◆ **YOUR INSTRUCTIONS**: From the listing below, return each line that includes "bottom".

-=-=-

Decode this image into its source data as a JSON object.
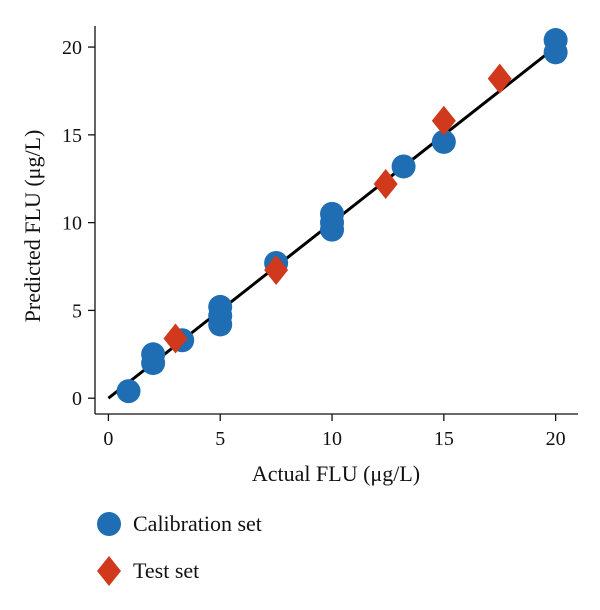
{
  "chart_data": {
    "type": "scatter",
    "title": "",
    "xlabel": "Actual FLU (μg/L)",
    "ylabel": "Predicted FLU (μg/L)",
    "xlim": [
      -0.6,
      21
    ],
    "ylim": [
      -0.9,
      21.2
    ],
    "x_ticks": [
      0,
      5,
      10,
      15,
      20
    ],
    "y_ticks": [
      0,
      5,
      10,
      15,
      20
    ],
    "grid": false,
    "legend_position": "bottom-left",
    "fit_line": {
      "x": [
        0,
        20
      ],
      "y": [
        0,
        20
      ],
      "color": "#000000"
    },
    "series": [
      {
        "name": "Calibration set",
        "marker": "circle",
        "color": "#1f6db2",
        "points": [
          {
            "x": 0.9,
            "y": 0.4
          },
          {
            "x": 2.0,
            "y": 2.0
          },
          {
            "x": 2.0,
            "y": 2.5
          },
          {
            "x": 3.3,
            "y": 3.3
          },
          {
            "x": 5.0,
            "y": 4.2
          },
          {
            "x": 5.0,
            "y": 4.7
          },
          {
            "x": 5.0,
            "y": 5.2
          },
          {
            "x": 7.5,
            "y": 7.7
          },
          {
            "x": 10.0,
            "y": 9.6
          },
          {
            "x": 10.0,
            "y": 10.0
          },
          {
            "x": 10.0,
            "y": 10.5
          },
          {
            "x": 13.2,
            "y": 13.2
          },
          {
            "x": 15.0,
            "y": 14.6
          },
          {
            "x": 20.0,
            "y": 19.7
          },
          {
            "x": 20.0,
            "y": 20.4
          }
        ]
      },
      {
        "name": "Test set",
        "marker": "diamond",
        "color": "#d0391b",
        "points": [
          {
            "x": 3.0,
            "y": 3.4
          },
          {
            "x": 7.5,
            "y": 7.3
          },
          {
            "x": 12.4,
            "y": 12.2
          },
          {
            "x": 15.0,
            "y": 15.8
          },
          {
            "x": 17.5,
            "y": 18.2
          }
        ]
      }
    ]
  }
}
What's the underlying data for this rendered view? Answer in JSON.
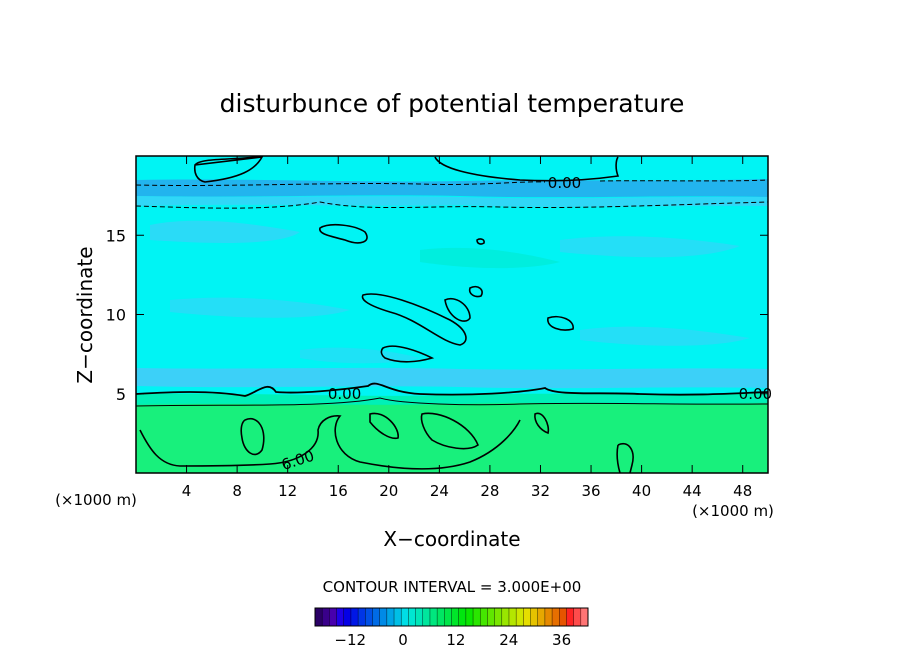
{
  "chart_data": {
    "type": "contour",
    "title": "disturbunce of potential temperature",
    "xlabel": "X−coordinate",
    "ylabel": "Z−coordinate",
    "x_units_left": "(×1000 m)",
    "x_units_right": "(×1000 m)",
    "xlim": [
      0,
      50
    ],
    "ylim": [
      0,
      20
    ],
    "x_ticks": [
      4,
      8,
      12,
      16,
      20,
      24,
      28,
      32,
      36,
      40,
      44,
      48
    ],
    "y_ticks": [
      5,
      10,
      15
    ],
    "contour_interval_text": "CONTOUR INTERVAL = 3.000E+00",
    "contour_labels": [
      {
        "text": "0.00",
        "x": 33.9,
        "z": 18.3
      },
      {
        "text": "0.00",
        "x": 16.5,
        "z": 5.0
      },
      {
        "text": "0.00",
        "x": 49.0,
        "z": 5.0
      },
      {
        "text": "6.00",
        "x": 12.8,
        "z": 0.8
      }
    ],
    "colorbar": {
      "min": -20,
      "max": 42,
      "tick_values": [
        -12,
        0,
        12,
        24,
        36
      ],
      "tick_labels": [
        "−12",
        "0",
        "12",
        "24",
        "36"
      ]
    },
    "field_bands": [
      {
        "zmin": 0,
        "zmax": 4.4,
        "value": 8
      },
      {
        "zmin": 4.4,
        "zmax": 5.3,
        "value": 2
      },
      {
        "zmin": 5.3,
        "zmax": 17.8,
        "value": -1
      },
      {
        "zmin": 17.8,
        "zmax": 18.6,
        "value": -7
      },
      {
        "zmin": 18.6,
        "zmax": 20,
        "value": -1
      }
    ],
    "colors": {
      "background_cyan": "#00f4f4",
      "light_blue": "#3cd0f8",
      "mid_blue": "#22b4ee",
      "green": "#18f07c",
      "line": "#000000"
    }
  }
}
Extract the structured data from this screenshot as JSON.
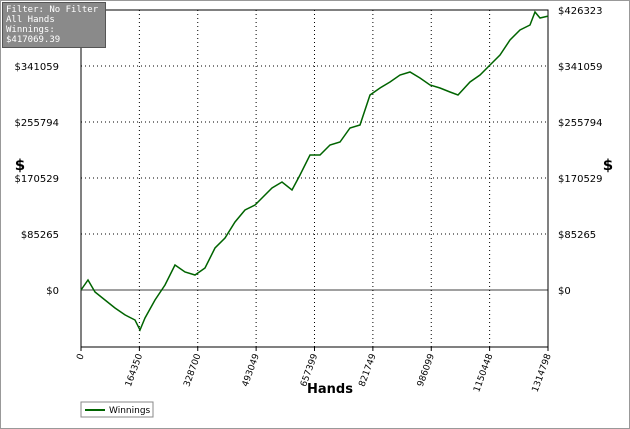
{
  "chart_data": {
    "type": "line",
    "x_label": "Hands",
    "y_label": "$",
    "info": [
      "Filter: No Filter",
      "All Hands",
      "Winnings: $417069.39"
    ],
    "xlim": [
      0,
      1314798
    ],
    "xticks": [
      0,
      164350,
      328700,
      493049,
      657399,
      821749,
      986099,
      1150448,
      1314798
    ],
    "ylim": [
      -86800,
      426323
    ],
    "yticks": [
      {
        "value": 0,
        "label": "$0"
      },
      {
        "value": 85265,
        "label": "$85265"
      },
      {
        "value": 170529,
        "label": "$170529"
      },
      {
        "value": 255794,
        "label": "$255794"
      },
      {
        "value": 341059,
        "label": "$341059"
      },
      {
        "value": 426323,
        "label": "$426323"
      }
    ],
    "grid": true,
    "x": [
      0,
      19700,
      39400,
      67600,
      95700,
      123900,
      152000,
      166100,
      180200,
      208300,
      236500,
      264600,
      292800,
      321000,
      349100,
      377300,
      405400,
      433600,
      461700,
      489900,
      509600,
      537700,
      565900,
      594000,
      616600,
      644700,
      672900,
      701000,
      729200,
      757400,
      785500,
      813700,
      841800,
      870000,
      898200,
      926300,
      954500,
      982600,
      1010800,
      1038900,
      1061500,
      1095200,
      1123400,
      1151500,
      1179700,
      1207800,
      1236000,
      1264100,
      1278200,
      1292300,
      1314798
    ],
    "series": [
      {
        "name": "Winnings",
        "color": "#006400",
        "values": [
          0,
          15200,
          -3000,
          -15200,
          -27400,
          -38000,
          -45700,
          -60900,
          -42600,
          -15200,
          7600,
          38100,
          27400,
          22800,
          33500,
          64000,
          79200,
          103500,
          121800,
          129400,
          140100,
          155300,
          164400,
          152300,
          175100,
          205600,
          205600,
          220800,
          225300,
          246700,
          251200,
          296900,
          307600,
          316700,
          327400,
          331900,
          322800,
          312100,
          307600,
          301500,
          296900,
          316700,
          327400,
          342600,
          357800,
          380600,
          395900,
          403500,
          423300,
          414200,
          417069
        ]
      }
    ]
  }
}
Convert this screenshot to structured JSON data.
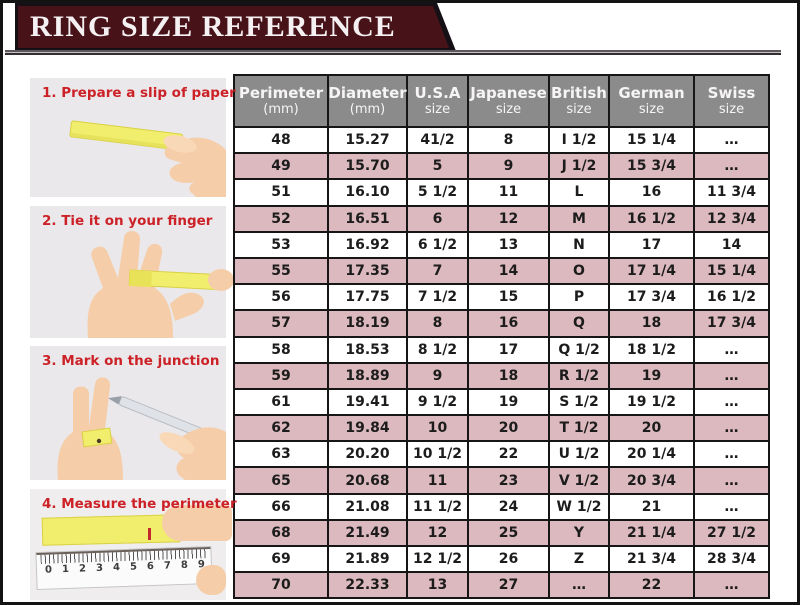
{
  "banner": {
    "title": "RING SIZE REFERENCE"
  },
  "steps": [
    {
      "label": "1. Prepare a slip of paper",
      "illustration": "hand-holding-yellow-paper-slip"
    },
    {
      "label": "2. Tie it on your finger",
      "illustration": "paper-slip-wrapped-around-finger"
    },
    {
      "label": "3. Mark on the junction",
      "illustration": "pen-marking-paper-on-finger"
    },
    {
      "label": "4. Measure the perimeter",
      "illustration": "paper-slip-measured-on-ruler"
    }
  ],
  "ruler": {
    "numbers": [
      "0",
      "1",
      "2",
      "3",
      "4",
      "5",
      "6",
      "7",
      "8",
      "9"
    ]
  },
  "chart_data": {
    "type": "table",
    "title": "RING SIZE REFERENCE",
    "columns": [
      {
        "line1": "Perimeter",
        "line2": "(mm)"
      },
      {
        "line1": "Diameter",
        "line2": "(mm)"
      },
      {
        "line1": "U.S.A",
        "line2": "size"
      },
      {
        "line1": "Japanese",
        "line2": "size"
      },
      {
        "line1": "British",
        "line2": "size"
      },
      {
        "line1": "German",
        "line2": "size"
      },
      {
        "line1": "Swiss",
        "line2": "size"
      }
    ],
    "rows": [
      [
        "48",
        "15.27",
        "41/2",
        "8",
        "I 1/2",
        "15 1/4",
        "…"
      ],
      [
        "49",
        "15.70",
        "5",
        "9",
        "J 1/2",
        "15 3/4",
        "…"
      ],
      [
        "51",
        "16.10",
        "5 1/2",
        "11",
        "L",
        "16",
        "11 3/4"
      ],
      [
        "52",
        "16.51",
        "6",
        "12",
        "M",
        "16 1/2",
        "12 3/4"
      ],
      [
        "53",
        "16.92",
        "6 1/2",
        "13",
        "N",
        "17",
        "14"
      ],
      [
        "55",
        "17.35",
        "7",
        "14",
        "O",
        "17 1/4",
        "15 1/4"
      ],
      [
        "56",
        "17.75",
        "7 1/2",
        "15",
        "P",
        "17 3/4",
        "16 1/2"
      ],
      [
        "57",
        "18.19",
        "8",
        "16",
        "Q",
        "18",
        "17 3/4"
      ],
      [
        "58",
        "18.53",
        "8 1/2",
        "17",
        "Q 1/2",
        "18 1/2",
        "…"
      ],
      [
        "59",
        "18.89",
        "9",
        "18",
        "R 1/2",
        "19",
        "…"
      ],
      [
        "61",
        "19.41",
        "9 1/2",
        "19",
        "S 1/2",
        "19 1/2",
        "…"
      ],
      [
        "62",
        "19.84",
        "10",
        "20",
        "T 1/2",
        "20",
        "…"
      ],
      [
        "63",
        "20.20",
        "10 1/2",
        "22",
        "U 1/2",
        "20 1/4",
        "…"
      ],
      [
        "65",
        "20.68",
        "11",
        "23",
        "V 1/2",
        "20 3/4",
        "…"
      ],
      [
        "66",
        "21.08",
        "11 1/2",
        "24",
        "W 1/2",
        "21",
        "…"
      ],
      [
        "68",
        "21.49",
        "12",
        "25",
        "Y",
        "21 1/4",
        "27 1/2"
      ],
      [
        "69",
        "21.89",
        "12 1/2",
        "26",
        "Z",
        "21 3/4",
        "28 3/4"
      ],
      [
        "70",
        "22.33",
        "13",
        "27",
        "…",
        "22",
        "…"
      ]
    ]
  },
  "colors": {
    "banner_bg": "#471319",
    "banner_border": "#151015",
    "table_header_bg": "#8b8b8b",
    "row_pink": "#dcb9be",
    "row_white": "#ffffff",
    "step_label_red": "#cc2127",
    "panel_bg": "#eae8ea",
    "paper_yellow": "#f2ee6d",
    "skin": "#f6cda9"
  }
}
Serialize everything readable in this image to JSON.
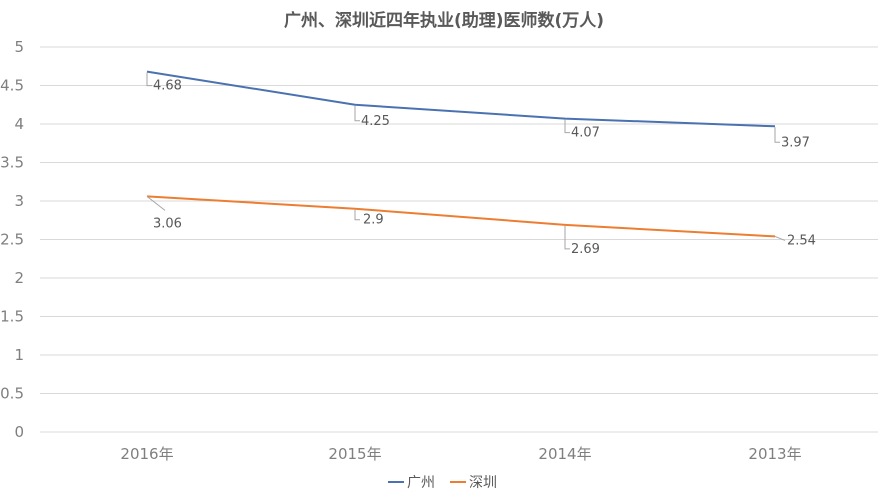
{
  "chart_data": {
    "type": "line",
    "title": "广州、深圳近四年执业(助理)医师数(万人)",
    "categories": [
      "2016年",
      "2015年",
      "2014年",
      "2013年"
    ],
    "series": [
      {
        "name": "广州",
        "values": [
          4.68,
          4.25,
          4.07,
          3.97
        ],
        "labels": [
          "4.68",
          "4.25",
          "4.07",
          "3.97"
        ],
        "color": "#4a72b0"
      },
      {
        "name": "深圳",
        "values": [
          3.06,
          2.9,
          2.69,
          2.54
        ],
        "labels": [
          "3.06",
          "2.9",
          "2.69",
          "2.54"
        ],
        "color": "#ed7d31"
      }
    ],
    "ylim": [
      0,
      5
    ],
    "yticks": [
      "0",
      "0.5",
      "1",
      "1.5",
      "2",
      "2.5",
      "3",
      "3.5",
      "4",
      "4.5",
      "5"
    ],
    "grid": true,
    "legend_position": "bottom",
    "gridline_color": "#d9d9d9",
    "leader_color": "#a6a6a6"
  }
}
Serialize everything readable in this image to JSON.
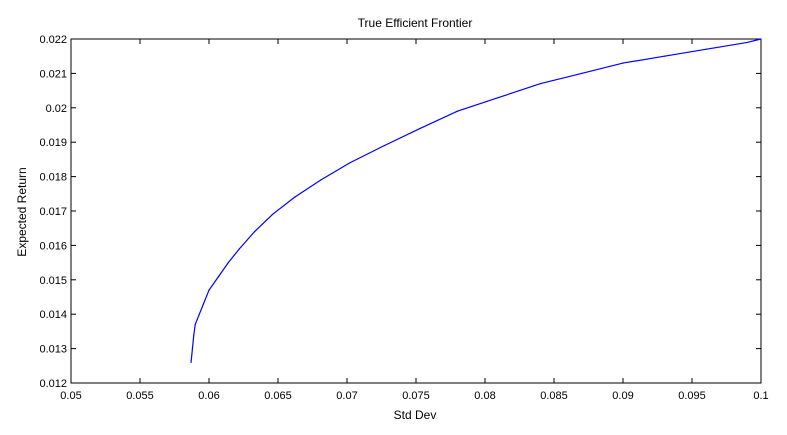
{
  "chart_data": {
    "type": "line",
    "title": "True Efficient Frontier",
    "xlabel": "Std Dev",
    "ylabel": "Expected Return",
    "xlim": [
      0.05,
      0.1
    ],
    "ylim": [
      0.012,
      0.022
    ],
    "xticks": [
      "0.05",
      "0.055",
      "0.06",
      "0.065",
      "0.07",
      "0.075",
      "0.08",
      "0.085",
      "0.09",
      "0.095",
      "0.1"
    ],
    "yticks": [
      "0.012",
      "0.013",
      "0.014",
      "0.015",
      "0.016",
      "0.017",
      "0.018",
      "0.019",
      "0.02",
      "0.021",
      "0.022"
    ],
    "grid": false,
    "legend": "none",
    "series": [
      {
        "color": "#0000ff",
        "x": [
          0.0587,
          0.0588,
          0.0589,
          0.059,
          0.0593,
          0.0596,
          0.06,
          0.0607,
          0.0614,
          0.0622,
          0.0633,
          0.0646,
          0.0662,
          0.0681,
          0.0702,
          0.0727,
          0.0753,
          0.078,
          0.081,
          0.084,
          0.087,
          0.09,
          0.093,
          0.096,
          0.099,
          0.1
        ],
        "y": [
          0.0126,
          0.013,
          0.0134,
          0.0137,
          0.014,
          0.0143,
          0.0147,
          0.0151,
          0.0155,
          0.0159,
          0.0164,
          0.0169,
          0.0174,
          0.0179,
          0.0184,
          0.0189,
          0.0194,
          0.0199,
          0.0203,
          0.0207,
          0.021,
          0.0213,
          0.0215,
          0.0217,
          0.0219,
          0.022
        ]
      }
    ]
  }
}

-=-=-

◆ **THE OUTPUT**:
    "legend_position": "bottom-left",
    "legend_position": "bottom",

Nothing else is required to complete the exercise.